— Start of RECORDS SHOWN —

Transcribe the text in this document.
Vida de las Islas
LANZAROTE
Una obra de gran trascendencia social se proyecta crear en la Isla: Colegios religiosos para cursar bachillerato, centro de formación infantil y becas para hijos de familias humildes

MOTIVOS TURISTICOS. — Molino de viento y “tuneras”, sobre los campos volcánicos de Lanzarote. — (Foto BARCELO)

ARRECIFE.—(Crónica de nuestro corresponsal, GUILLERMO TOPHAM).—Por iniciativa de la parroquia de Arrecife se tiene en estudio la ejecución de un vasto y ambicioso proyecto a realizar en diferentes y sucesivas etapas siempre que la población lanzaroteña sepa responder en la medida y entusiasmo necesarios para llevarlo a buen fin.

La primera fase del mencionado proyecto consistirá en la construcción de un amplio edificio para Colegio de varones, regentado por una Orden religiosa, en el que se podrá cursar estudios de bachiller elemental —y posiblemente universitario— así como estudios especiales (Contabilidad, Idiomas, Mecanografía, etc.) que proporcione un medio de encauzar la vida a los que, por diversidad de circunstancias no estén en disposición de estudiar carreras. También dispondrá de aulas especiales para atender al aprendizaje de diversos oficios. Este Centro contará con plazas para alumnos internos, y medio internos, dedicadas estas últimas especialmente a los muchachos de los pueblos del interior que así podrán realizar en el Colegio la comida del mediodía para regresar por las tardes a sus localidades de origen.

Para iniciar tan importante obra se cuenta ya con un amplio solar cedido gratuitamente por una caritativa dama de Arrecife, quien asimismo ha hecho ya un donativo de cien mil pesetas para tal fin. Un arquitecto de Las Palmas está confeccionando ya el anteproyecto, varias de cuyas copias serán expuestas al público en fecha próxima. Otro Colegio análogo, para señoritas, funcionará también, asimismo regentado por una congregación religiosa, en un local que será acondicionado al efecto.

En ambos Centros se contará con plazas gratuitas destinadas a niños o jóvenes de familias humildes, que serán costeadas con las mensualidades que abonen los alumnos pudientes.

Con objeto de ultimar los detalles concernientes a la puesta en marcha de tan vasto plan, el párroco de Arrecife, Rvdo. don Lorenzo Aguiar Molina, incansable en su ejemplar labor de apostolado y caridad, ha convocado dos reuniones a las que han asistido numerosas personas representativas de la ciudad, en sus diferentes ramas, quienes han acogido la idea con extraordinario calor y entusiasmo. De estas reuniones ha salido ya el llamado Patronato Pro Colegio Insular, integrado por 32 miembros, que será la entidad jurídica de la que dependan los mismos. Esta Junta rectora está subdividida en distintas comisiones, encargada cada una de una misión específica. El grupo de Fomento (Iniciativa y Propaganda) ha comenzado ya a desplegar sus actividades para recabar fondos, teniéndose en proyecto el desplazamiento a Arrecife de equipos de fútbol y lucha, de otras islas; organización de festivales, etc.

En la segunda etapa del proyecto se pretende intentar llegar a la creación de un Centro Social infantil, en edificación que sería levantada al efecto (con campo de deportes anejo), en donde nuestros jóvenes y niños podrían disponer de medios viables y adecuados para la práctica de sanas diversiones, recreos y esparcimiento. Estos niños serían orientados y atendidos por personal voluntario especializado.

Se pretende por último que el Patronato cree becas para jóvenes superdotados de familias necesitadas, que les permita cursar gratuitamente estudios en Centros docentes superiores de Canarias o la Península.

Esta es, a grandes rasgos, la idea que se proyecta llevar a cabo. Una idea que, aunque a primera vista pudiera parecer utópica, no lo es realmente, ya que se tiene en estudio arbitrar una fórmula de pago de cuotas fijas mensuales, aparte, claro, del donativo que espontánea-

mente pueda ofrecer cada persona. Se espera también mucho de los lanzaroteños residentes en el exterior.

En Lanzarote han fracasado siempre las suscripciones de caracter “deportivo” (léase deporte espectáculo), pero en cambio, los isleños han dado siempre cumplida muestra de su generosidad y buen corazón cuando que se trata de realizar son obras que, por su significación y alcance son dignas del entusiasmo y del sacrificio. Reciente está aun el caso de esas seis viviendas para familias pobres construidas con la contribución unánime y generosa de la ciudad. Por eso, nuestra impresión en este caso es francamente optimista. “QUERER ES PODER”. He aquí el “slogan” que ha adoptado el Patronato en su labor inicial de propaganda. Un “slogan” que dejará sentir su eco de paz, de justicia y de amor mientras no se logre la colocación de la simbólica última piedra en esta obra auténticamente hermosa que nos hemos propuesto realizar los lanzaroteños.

— End of RECORDS SHOWN —

Here, the records must be output exactly and in full.

Transcribe the text in this document.
Vida de las Islas
LANZAROTE
Una obra de gran trascendencia social se proyecta crear en la Isla: Colegios religiosos para cursar bachillerato, centro de formación infantil y becas para hijos de familias humildes

MOTIVOS TURISTICOS. — Molino de viento y “tuneras”, sobre los campos volcánicos de Lanzarote. — (Foto BARCELO)

ARRECIFE.—(Crónica de nuestro corresponsal, GUILLERMO TOPHAM).—Por iniciativa de la parroquia de Arrecife se tiene en estudio la ejecución de un vasto y ambicioso proyecto a realizar en diferentes y sucesivas etapas siempre que la población lanzaroteña sepa responder en la medida y entusiasmo necesarios para llevarlo a buen fin.

La primera fase del mencionado proyecto consistirá en la construcción de un amplio edificio para Colegio de varones, regentado por una Orden religiosa, en el que se podrá cursar estudios de bachiller elemental —y posiblemente universitario— así como estudios especiales (Contabilidad, Idiomas, Mecanografía, etc.) que proporcione un medio de encauzar la vida a los que, por diversidad de circunstancias no estén en disposición de estudiar carreras. También dispondrá de aulas especiales para atender al aprendizaje de diversos oficios. Este Centro contará con plazas para alumnos internos, y medio internos, dedicadas estas últimas especialmente a los muchachos de los pueblos del interior que así podrán realizar en el Colegio la comida del mediodía para regresar por las tardes a sus localidades de origen.

Para iniciar tan importante obra se cuenta ya con un amplio solar cedido gratuitamente por una caritativa dama de Arrecife, quien asimismo ha hecho ya un donativo de cien mil pesetas para tal fin. Un arquitecto de Las Palmas está confeccionando ya el anteproyecto, varias de cuyas copias serán expuestas al público en fecha próxima. Otro Colegio análogo, para señoritas, funcionará también, asimismo regentado por una congregación religiosa, en un local que será acondicionado al efecto.

En ambos Centros se contará con plazas gratuitas destinadas a niños o jóvenes de familias humildes, que serán costeadas con las mensualidades que abonen los alumnos pudientes.

Con objeto de ultimar los detalles concernientes a la puesta en marcha de tan vasto plan, el párroco de Arrecife, Rvdo. don Lorenzo Aguiar Molina, incansable en su ejemplar labor de apostolado y caridad, ha convocado dos reuniones a las que han asistido numerosas personas representativas de la ciudad, en sus diferentes ramas, quienes han acogido la idea con extraordinario calor y entusiasmo. De estas reuniones ha salido ya el llamado Patronato Pro Colegio Insular, integrado por 32 miembros, que será la entidad jurídica de la que dependan los mismos. Esta Junta rectora está subdividida en distintas comisiones, encargada cada una de una misión específica. El grupo de Fomento (Iniciativa y Propaganda) ha comenzado ya a desplegar sus actividades para recabar fondos, teniéndose en proyecto el desplazamiento a Arrecife de equipos de fútbol y lucha, de otras islas; organización de festivales, etc.

En la segunda etapa del proyecto se pretende intentar llegar a la creación de un Centro Social infantil, en edificación que sería levantada al efecto (con campo de deportes anejo), en donde nuestros jóvenes y niños podrían disponer de medios viables y adecuados para la práctica de sanas diversiones, recreos y esparcimiento. Estos niños serían orientados y atendidos por personal voluntario especializado.

Se pretende por último que el Patronato cree becas para jóvenes superdotados de familias necesitadas, que les permita cursar gratuitamente estudios en Centros docentes superiores de Canarias o la Península.

Esta es, a grandes rasgos, la idea que se proyecta llevar a cabo. Una idea que, aunque a primera vista pudiera parecer utópica, no lo es realmente, ya que se tiene en estudio arbitrar una fórmula de pago de cuotas fijas mensuales, aparte, claro, del donativo que espontánea-

mente pueda ofrecer cada persona. Se espera también mucho de los lanzaroteños residentes en el exterior.

En Lanzarote han fracasado siempre las suscripciones de caracter “deportivo” (léase deporte espectáculo), pero en cambio, los isleños han dado siempre cumplida muestra de su generosidad y buen corazón cuando que se trata de realizar son obras que, por su significación y alcance son dignas del entusiasmo y del sacrificio. Reciente está aun el caso de esas seis viviendas para familias pobres construidas con la contribución unánime y generosa de la ciudad. Por eso, nuestra impresión en este caso es francamente optimista. “QUERER ES PODER”. He aquí el “slogan” que ha adoptado el Patronato en su labor inicial de propaganda. Un “slogan” que dejará sentir su eco de paz, de justicia y de amor mientras no se logre la colocación de la simbólica última piedra en esta obra auténticamente hermosa que nos hemos propuesto realizar los lanzaroteños.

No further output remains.